What you have to do
Output the data below in full, byte for byte. Nothing may differ.

— Start Dataset entries —

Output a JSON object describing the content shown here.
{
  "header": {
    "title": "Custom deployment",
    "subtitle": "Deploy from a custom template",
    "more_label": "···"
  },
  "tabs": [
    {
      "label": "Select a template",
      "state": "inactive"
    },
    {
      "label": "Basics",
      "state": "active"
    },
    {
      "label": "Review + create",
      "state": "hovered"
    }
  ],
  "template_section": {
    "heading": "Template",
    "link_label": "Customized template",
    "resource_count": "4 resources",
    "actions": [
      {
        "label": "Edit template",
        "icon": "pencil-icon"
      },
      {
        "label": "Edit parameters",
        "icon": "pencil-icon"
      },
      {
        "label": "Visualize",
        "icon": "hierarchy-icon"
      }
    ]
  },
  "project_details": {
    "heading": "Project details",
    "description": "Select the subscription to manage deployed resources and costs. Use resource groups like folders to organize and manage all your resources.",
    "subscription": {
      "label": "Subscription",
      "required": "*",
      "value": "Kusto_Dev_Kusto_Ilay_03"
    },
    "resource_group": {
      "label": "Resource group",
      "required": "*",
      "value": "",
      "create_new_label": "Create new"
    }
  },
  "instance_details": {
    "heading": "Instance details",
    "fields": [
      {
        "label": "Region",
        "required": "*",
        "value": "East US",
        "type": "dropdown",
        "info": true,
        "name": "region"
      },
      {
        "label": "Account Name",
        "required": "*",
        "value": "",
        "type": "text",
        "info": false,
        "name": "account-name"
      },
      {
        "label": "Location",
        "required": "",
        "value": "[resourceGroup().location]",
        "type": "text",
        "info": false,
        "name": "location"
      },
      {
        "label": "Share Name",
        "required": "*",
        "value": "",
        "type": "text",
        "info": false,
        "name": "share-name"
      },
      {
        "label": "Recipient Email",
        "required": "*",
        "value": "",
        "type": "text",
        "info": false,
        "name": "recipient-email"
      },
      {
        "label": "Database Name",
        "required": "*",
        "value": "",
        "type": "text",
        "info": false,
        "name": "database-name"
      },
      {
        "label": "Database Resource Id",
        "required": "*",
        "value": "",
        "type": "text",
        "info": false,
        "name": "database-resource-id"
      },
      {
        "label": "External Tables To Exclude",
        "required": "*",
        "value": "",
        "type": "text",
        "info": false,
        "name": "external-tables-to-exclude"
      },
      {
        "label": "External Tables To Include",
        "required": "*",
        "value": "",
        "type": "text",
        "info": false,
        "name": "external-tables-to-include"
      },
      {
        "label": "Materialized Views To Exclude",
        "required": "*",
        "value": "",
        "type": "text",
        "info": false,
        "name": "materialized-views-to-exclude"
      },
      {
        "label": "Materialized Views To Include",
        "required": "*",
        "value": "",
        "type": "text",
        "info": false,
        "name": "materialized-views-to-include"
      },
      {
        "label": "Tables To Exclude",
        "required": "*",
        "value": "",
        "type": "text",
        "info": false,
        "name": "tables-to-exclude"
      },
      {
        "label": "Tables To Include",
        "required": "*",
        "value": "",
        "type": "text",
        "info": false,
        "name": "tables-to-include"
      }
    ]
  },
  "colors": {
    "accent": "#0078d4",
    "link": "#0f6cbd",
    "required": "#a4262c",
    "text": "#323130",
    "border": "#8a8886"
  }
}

— End Dataset entries —

The response
Output a JSON object describing the content shown here.
{
  "header": {
    "title": "Custom deployment",
    "subtitle": "Deploy from a custom template",
    "more_label": "···"
  },
  "tabs": [
    {
      "label": "Select a template",
      "state": "inactive"
    },
    {
      "label": "Basics",
      "state": "active"
    },
    {
      "label": "Review + create",
      "state": "hovered"
    }
  ],
  "template_section": {
    "heading": "Template",
    "link_label": "Customized template",
    "resource_count": "4 resources",
    "actions": [
      {
        "label": "Edit template",
        "icon": "pencil-icon"
      },
      {
        "label": "Edit parameters",
        "icon": "pencil-icon"
      },
      {
        "label": "Visualize",
        "icon": "hierarchy-icon"
      }
    ]
  },
  "project_details": {
    "heading": "Project details",
    "description": "Select the subscription to manage deployed resources and costs. Use resource groups like folders to organize and manage all your resources.",
    "subscription": {
      "label": "Subscription",
      "required": "*",
      "value": "Kusto_Dev_Kusto_Ilay_03"
    },
    "resource_group": {
      "label": "Resource group",
      "required": "*",
      "value": "",
      "create_new_label": "Create new"
    }
  },
  "instance_details": {
    "heading": "Instance details",
    "fields": [
      {
        "label": "Region",
        "required": "*",
        "value": "East US",
        "type": "dropdown",
        "info": true,
        "name": "region"
      },
      {
        "label": "Account Name",
        "required": "*",
        "value": "",
        "type": "text",
        "info": false,
        "name": "account-name"
      },
      {
        "label": "Location",
        "required": "",
        "value": "[resourceGroup().location]",
        "type": "text",
        "info": false,
        "name": "location"
      },
      {
        "label": "Share Name",
        "required": "*",
        "value": "",
        "type": "text",
        "info": false,
        "name": "share-name"
      },
      {
        "label": "Recipient Email",
        "required": "*",
        "value": "",
        "type": "text",
        "info": false,
        "name": "recipient-email"
      },
      {
        "label": "Database Name",
        "required": "*",
        "value": "",
        "type": "text",
        "info": false,
        "name": "database-name"
      },
      {
        "label": "Database Resource Id",
        "required": "*",
        "value": "",
        "type": "text",
        "info": false,
        "name": "database-resource-id"
      },
      {
        "label": "External Tables To Exclude",
        "required": "*",
        "value": "",
        "type": "text",
        "info": false,
        "name": "external-tables-to-exclude"
      },
      {
        "label": "External Tables To Include",
        "required": "*",
        "value": "",
        "type": "text",
        "info": false,
        "name": "external-tables-to-include"
      },
      {
        "label": "Materialized Views To Exclude",
        "required": "*",
        "value": "",
        "type": "text",
        "info": false,
        "name": "materialized-views-to-exclude"
      },
      {
        "label": "Materialized Views To Include",
        "required": "*",
        "value": "",
        "type": "text",
        "info": false,
        "name": "materialized-views-to-include"
      },
      {
        "label": "Tables To Exclude",
        "required": "*",
        "value": "",
        "type": "text",
        "info": false,
        "name": "tables-to-exclude"
      },
      {
        "label": "Tables To Include",
        "required": "*",
        "value": "",
        "type": "text",
        "info": false,
        "name": "tables-to-include"
      }
    ]
  },
  "colors": {
    "accent": "#0078d4",
    "link": "#0f6cbd",
    "required": "#a4262c",
    "text": "#323130",
    "border": "#8a8886"
  }
}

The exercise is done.